Entries shown Start Marker

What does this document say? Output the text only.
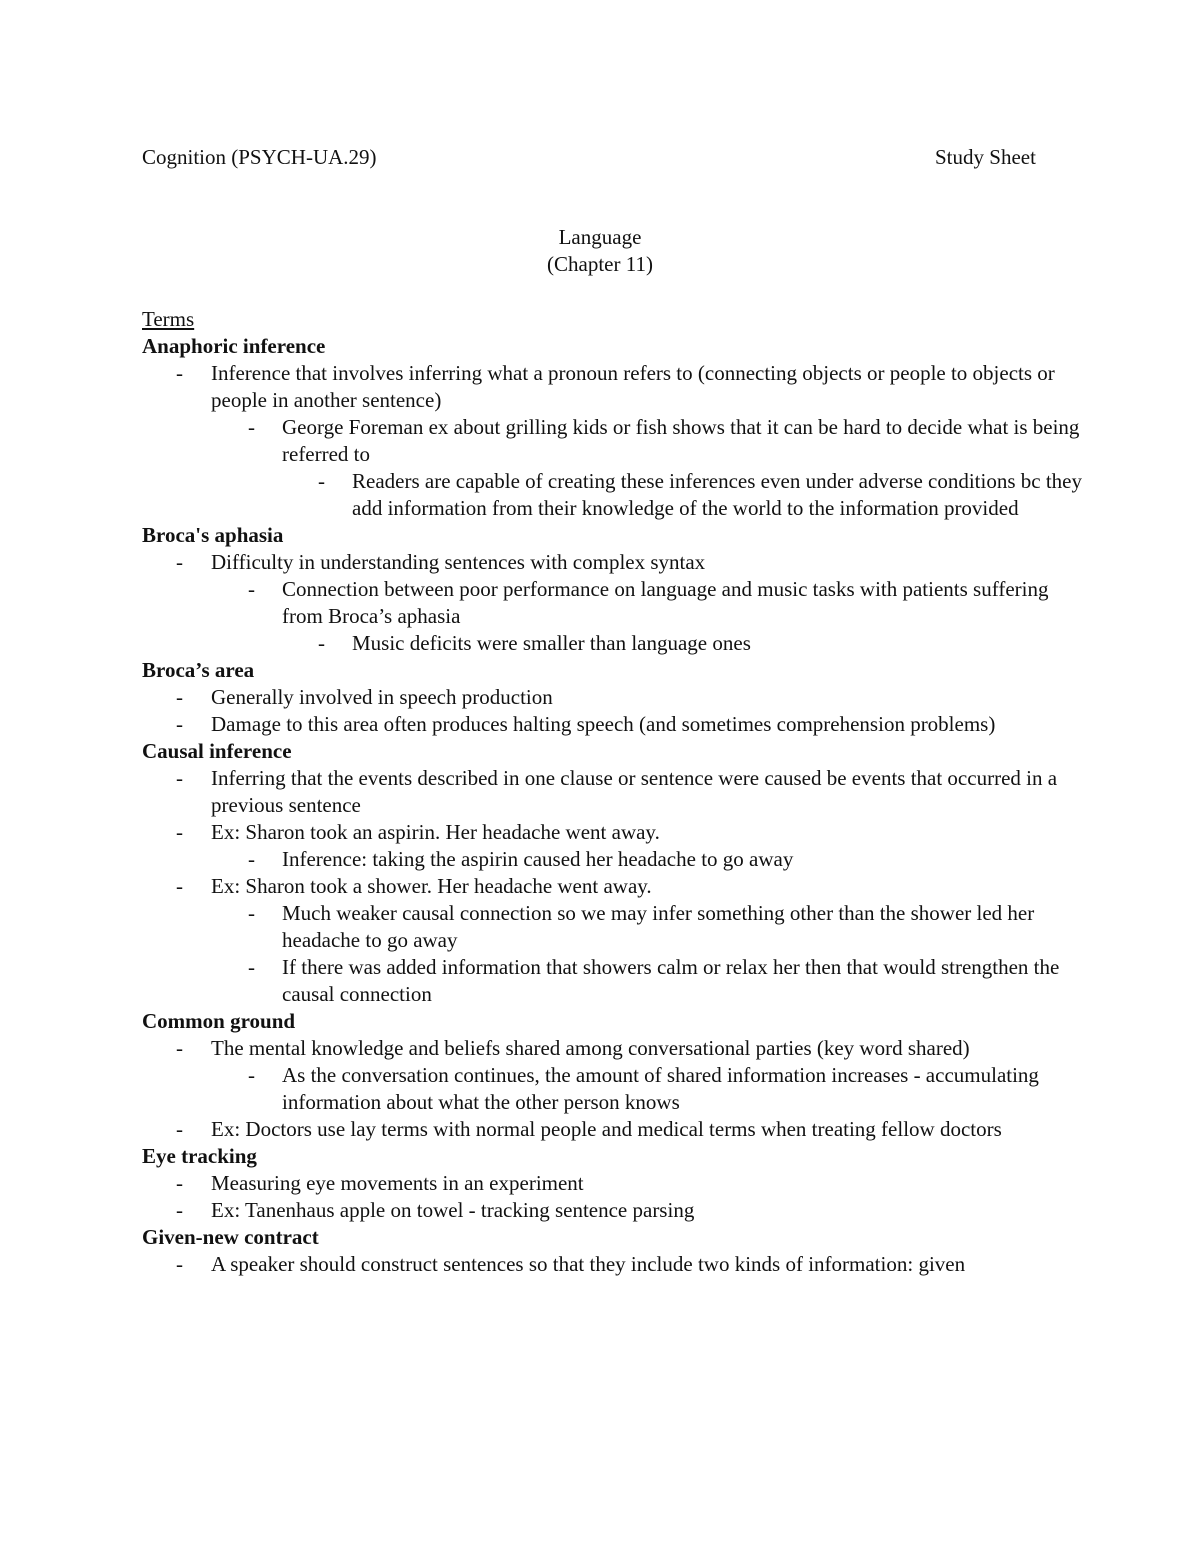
Cognition (PSYCH-UA.29)	Study Sheet
Language
(Chapter 11)
Terms
Anaphoric inference
- Inference that involves inferring what a pronoun refers to (connecting objects or people to objects or people in another sentence)
- George Foreman ex about grilling kids or fish shows that it can be hard to decide what is being referred to
- Readers are capable of creating these inferences even under adverse conditions bc they add information from their knowledge of the world to the information provided
Broca's aphasia
- Difficulty in understanding sentences with complex syntax
- Connection between poor performance on language and music tasks with patients suffering from Broca’s aphasia
- Music deficits were smaller than language ones
Broca’s area
- Generally involved in speech production
- Damage to this area often produces halting speech (and sometimes comprehension problems)
Causal inference
- Inferring that the events described in one clause or sentence were caused be events that occurred in a previous sentence
- Ex: Sharon took an aspirin. Her headache went away.
- Inference: taking the aspirin caused her headache to go away
- Ex: Sharon took a shower. Her headache went away.
- Much weaker causal connection so we may infer something other than the shower led her headache to go away
- If there was added information that showers calm or relax her then that would strengthen the causal connection
Common ground
- The mental knowledge and beliefs shared among conversational parties (key word shared)
- As the conversation continues, the amount of shared information increases - accumulating information about what the other person knows
- Ex: Doctors use lay terms with normal people and medical terms when treating fellow doctors
Eye tracking
- Measuring eye movements in an experiment
- Ex: Tanenhaus apple on towel - tracking sentence parsing
Given-new contract
- A speaker should construct sentences so that they include two kinds of information: given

Entries shown End Marker

# Exercise brief
All of the data should be returned word for word, with each picture left out.

# Result below
What does this document say? Output the text only.
Cognition (PSYCH-UA.29)	Study Sheet
Language
(Chapter 11)
Terms
Anaphoric inference
- Inference that involves inferring what a pronoun refers to (connecting objects or people to objects or people in another sentence)
- George Foreman ex about grilling kids or fish shows that it can be hard to decide what is being referred to
- Readers are capable of creating these inferences even under adverse conditions bc they add information from their knowledge of the world to the information provided
Broca's aphasia
- Difficulty in understanding sentences with complex syntax
- Connection between poor performance on language and music tasks with patients suffering from Broca’s aphasia
- Music deficits were smaller than language ones
Broca’s area
- Generally involved in speech production
- Damage to this area often produces halting speech (and sometimes comprehension problems)
Causal inference
- Inferring that the events described in one clause or sentence were caused be events that occurred in a previous sentence
- Ex: Sharon took an aspirin. Her headache went away.
- Inference: taking the aspirin caused her headache to go away
- Ex: Sharon took a shower. Her headache went away.
- Much weaker causal connection so we may infer something other than the shower led her headache to go away
- If there was added information that showers calm or relax her then that would strengthen the causal connection
Common ground
- The mental knowledge and beliefs shared among conversational parties (key word shared)
- As the conversation continues, the amount of shared information increases - accumulating information about what the other person knows
- Ex: Doctors use lay terms with normal people and medical terms when treating fellow doctors
Eye tracking
- Measuring eye movements in an experiment
- Ex: Tanenhaus apple on towel - tracking sentence parsing
Given-new contract
- A speaker should construct sentences so that they include two kinds of information: given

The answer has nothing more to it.